Exercise directions ->
For each line that holds "прямоугольного", copy the line out.

Dataset records ->

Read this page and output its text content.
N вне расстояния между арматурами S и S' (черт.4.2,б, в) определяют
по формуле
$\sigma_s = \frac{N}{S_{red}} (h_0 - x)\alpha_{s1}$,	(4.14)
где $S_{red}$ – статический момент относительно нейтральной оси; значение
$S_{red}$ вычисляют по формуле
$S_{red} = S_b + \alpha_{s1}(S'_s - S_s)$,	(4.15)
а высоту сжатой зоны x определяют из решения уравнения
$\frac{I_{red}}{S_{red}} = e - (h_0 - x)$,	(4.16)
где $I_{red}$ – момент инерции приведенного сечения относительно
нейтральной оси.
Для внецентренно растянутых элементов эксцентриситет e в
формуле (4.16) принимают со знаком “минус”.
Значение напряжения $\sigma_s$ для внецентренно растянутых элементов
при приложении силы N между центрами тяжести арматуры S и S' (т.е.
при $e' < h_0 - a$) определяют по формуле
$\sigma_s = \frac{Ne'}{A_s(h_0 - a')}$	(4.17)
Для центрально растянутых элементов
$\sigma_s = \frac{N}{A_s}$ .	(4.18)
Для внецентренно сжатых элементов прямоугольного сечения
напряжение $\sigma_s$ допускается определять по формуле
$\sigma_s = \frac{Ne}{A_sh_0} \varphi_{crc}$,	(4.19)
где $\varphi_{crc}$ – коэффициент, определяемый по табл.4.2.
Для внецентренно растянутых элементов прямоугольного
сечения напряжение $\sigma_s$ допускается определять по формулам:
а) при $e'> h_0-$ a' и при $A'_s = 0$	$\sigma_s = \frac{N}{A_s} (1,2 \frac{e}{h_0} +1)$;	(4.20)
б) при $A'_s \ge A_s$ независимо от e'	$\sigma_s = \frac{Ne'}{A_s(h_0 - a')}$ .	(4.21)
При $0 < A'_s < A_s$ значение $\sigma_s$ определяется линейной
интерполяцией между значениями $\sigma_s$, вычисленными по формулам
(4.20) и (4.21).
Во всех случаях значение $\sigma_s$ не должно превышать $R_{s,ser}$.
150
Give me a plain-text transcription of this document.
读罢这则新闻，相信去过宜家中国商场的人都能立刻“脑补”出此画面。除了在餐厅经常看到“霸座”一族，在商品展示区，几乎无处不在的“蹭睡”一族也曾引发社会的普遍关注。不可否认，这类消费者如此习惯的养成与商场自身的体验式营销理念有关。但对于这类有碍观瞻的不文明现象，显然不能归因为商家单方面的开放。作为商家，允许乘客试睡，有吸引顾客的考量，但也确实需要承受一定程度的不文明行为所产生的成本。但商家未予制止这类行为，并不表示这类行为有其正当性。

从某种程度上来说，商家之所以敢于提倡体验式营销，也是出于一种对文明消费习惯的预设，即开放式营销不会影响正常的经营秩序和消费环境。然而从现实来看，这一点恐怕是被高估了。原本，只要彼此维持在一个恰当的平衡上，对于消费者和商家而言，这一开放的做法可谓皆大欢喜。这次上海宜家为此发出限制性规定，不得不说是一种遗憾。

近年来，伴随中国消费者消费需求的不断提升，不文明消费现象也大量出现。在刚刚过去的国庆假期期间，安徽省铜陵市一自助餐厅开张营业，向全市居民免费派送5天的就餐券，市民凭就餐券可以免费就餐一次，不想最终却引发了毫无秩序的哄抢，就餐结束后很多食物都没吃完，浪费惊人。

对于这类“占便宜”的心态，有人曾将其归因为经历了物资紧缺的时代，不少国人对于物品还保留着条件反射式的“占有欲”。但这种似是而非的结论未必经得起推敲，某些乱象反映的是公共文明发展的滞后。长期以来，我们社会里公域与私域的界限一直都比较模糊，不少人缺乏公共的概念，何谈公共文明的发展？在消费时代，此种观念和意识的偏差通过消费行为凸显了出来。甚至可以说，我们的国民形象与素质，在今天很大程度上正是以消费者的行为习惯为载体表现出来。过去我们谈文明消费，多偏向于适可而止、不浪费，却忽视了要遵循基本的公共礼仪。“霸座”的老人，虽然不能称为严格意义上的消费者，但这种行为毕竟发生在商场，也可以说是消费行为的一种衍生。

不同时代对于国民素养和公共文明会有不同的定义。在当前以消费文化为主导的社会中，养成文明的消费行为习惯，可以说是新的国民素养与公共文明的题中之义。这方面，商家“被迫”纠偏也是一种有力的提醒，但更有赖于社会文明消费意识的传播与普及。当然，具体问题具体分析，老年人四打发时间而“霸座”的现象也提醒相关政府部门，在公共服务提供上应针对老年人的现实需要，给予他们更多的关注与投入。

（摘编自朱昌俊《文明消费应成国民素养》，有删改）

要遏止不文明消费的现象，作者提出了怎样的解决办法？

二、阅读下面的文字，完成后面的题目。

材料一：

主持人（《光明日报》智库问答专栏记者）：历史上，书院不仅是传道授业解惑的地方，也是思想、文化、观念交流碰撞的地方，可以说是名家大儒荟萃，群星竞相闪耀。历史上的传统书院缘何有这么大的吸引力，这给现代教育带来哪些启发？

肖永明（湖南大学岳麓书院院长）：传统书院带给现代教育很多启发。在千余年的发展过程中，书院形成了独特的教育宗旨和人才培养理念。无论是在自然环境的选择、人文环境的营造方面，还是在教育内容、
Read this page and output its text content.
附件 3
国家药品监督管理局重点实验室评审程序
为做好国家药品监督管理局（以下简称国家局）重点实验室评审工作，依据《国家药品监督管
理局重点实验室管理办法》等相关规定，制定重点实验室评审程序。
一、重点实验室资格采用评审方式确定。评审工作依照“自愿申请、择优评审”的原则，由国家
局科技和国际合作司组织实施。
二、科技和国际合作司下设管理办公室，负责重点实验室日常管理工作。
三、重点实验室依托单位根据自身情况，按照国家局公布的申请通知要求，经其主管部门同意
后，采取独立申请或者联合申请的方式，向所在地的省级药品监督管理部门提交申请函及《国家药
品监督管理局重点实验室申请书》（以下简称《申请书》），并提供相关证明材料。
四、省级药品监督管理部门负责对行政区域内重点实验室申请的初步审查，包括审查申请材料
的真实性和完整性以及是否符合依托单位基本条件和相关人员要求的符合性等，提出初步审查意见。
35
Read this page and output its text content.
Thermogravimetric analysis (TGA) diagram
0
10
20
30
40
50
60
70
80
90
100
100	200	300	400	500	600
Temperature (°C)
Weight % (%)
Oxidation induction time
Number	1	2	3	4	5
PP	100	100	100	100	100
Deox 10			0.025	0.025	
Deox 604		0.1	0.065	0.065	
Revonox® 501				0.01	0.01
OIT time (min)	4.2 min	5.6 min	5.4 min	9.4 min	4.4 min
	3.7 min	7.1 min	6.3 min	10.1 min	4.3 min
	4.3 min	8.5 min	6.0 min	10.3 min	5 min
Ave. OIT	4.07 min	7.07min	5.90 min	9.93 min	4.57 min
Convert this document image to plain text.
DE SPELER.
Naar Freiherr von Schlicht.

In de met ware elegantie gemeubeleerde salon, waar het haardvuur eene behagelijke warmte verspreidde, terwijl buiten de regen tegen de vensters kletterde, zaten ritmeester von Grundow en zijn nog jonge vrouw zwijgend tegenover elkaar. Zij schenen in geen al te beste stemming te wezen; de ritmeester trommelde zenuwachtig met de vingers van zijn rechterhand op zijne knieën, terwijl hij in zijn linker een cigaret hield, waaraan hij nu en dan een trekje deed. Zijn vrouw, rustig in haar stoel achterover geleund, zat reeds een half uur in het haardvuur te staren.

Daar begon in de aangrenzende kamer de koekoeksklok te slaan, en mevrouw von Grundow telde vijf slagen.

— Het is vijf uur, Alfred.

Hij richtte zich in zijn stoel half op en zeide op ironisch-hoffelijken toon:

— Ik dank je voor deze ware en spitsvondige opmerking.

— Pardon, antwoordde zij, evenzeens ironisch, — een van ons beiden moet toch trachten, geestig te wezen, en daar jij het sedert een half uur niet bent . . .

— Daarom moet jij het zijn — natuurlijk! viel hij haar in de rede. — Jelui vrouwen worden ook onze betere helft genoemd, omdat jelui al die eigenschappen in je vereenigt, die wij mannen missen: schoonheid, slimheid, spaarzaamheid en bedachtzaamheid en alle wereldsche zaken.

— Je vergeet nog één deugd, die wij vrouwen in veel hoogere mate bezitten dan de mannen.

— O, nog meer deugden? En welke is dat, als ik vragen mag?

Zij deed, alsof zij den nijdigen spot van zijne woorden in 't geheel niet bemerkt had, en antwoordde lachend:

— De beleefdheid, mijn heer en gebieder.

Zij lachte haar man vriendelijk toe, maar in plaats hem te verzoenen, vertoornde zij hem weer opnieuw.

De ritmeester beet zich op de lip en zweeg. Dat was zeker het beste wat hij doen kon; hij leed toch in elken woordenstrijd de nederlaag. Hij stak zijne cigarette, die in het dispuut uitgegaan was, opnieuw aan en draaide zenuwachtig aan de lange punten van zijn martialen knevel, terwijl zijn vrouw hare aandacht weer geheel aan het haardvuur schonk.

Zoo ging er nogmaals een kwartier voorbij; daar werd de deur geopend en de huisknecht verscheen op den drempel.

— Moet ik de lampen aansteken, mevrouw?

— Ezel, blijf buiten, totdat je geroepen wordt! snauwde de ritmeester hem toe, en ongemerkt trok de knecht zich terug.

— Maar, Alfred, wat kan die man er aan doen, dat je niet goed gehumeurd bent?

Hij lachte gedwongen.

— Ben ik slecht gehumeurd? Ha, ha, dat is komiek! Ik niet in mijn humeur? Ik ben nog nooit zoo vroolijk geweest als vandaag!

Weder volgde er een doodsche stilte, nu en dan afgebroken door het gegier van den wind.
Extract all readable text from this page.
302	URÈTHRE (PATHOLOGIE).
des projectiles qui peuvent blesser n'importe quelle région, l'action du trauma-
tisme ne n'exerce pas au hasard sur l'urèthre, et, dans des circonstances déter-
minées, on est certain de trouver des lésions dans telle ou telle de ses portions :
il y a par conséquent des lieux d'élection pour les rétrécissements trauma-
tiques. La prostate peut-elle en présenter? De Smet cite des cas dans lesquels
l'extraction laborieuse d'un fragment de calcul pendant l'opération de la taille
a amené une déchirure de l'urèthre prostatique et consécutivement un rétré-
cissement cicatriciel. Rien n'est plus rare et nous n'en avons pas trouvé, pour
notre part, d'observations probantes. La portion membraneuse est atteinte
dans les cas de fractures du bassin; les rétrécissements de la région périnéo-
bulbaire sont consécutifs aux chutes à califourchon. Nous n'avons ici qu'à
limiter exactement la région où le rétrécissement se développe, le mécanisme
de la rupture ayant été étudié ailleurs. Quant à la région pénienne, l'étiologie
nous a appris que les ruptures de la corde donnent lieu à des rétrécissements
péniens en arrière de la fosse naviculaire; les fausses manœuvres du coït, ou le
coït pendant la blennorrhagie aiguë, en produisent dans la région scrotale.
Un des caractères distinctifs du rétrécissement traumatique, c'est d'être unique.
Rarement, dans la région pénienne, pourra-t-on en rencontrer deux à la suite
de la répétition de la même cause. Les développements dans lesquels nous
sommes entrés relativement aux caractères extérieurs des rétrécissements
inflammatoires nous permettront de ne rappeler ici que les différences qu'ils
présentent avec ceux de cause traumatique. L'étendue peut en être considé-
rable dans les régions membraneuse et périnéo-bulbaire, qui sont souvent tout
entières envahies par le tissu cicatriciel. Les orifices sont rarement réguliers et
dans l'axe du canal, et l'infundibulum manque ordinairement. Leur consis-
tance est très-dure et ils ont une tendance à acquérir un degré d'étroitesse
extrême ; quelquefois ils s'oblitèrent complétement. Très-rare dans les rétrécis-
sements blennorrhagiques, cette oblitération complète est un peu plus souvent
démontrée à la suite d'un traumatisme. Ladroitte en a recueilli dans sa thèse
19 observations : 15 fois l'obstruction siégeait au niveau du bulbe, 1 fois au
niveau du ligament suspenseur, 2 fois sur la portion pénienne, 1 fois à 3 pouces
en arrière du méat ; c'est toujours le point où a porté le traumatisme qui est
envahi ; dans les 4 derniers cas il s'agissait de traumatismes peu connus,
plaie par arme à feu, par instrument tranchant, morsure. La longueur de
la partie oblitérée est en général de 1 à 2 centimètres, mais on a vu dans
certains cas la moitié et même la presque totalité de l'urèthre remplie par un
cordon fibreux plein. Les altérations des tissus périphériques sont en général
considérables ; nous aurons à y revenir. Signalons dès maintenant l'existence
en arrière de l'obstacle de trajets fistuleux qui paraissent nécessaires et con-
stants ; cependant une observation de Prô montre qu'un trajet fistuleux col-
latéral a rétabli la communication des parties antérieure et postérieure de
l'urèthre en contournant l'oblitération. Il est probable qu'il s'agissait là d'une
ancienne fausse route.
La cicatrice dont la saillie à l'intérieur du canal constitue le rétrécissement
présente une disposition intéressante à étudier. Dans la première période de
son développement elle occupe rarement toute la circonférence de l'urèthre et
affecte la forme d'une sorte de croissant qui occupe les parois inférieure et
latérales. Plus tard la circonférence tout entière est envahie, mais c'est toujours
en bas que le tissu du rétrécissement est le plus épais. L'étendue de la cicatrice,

Result of the exercise ->
Для внецентренно сжатых элементов прямоугольного сечения
Для внецентренно растянутых элементов прямоугольного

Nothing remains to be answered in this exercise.